*** Source data
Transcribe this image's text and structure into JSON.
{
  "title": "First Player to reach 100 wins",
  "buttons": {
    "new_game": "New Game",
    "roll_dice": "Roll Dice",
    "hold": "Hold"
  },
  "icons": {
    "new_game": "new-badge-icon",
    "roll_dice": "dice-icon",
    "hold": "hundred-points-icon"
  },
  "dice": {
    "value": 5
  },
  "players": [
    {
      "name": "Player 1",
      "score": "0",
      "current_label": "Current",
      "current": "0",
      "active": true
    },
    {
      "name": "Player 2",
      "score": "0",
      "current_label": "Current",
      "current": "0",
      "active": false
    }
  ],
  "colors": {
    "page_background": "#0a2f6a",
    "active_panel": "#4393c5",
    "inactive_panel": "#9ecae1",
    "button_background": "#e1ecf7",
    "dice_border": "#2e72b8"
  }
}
******
## Aim of the exercise
Provide an exact reproduction of all the entries shown above.

## Answer for this exercise
Transcribe this image's text and structure into JSON.
{
  "title": "First Player to reach 100 wins",
  "buttons": {
    "new_game": "New Game",
    "roll_dice": "Roll Dice",
    "hold": "Hold"
  },
  "icons": {
    "new_game": "new-badge-icon",
    "roll_dice": "dice-icon",
    "hold": "hundred-points-icon"
  },
  "dice": {
    "value": 5
  },
  "players": [
    {
      "name": "Player 1",
      "score": "0",
      "current_label": "Current",
      "current": "0",
      "active": true
    },
    {
      "name": "Player 2",
      "score": "0",
      "current_label": "Current",
      "current": "0",
      "active": false
    }
  ],
  "colors": {
    "page_background": "#0a2f6a",
    "active_panel": "#4393c5",
    "inactive_panel": "#9ecae1",
    "button_background": "#e1ecf7",
    "dice_border": "#2e72b8"
  }
}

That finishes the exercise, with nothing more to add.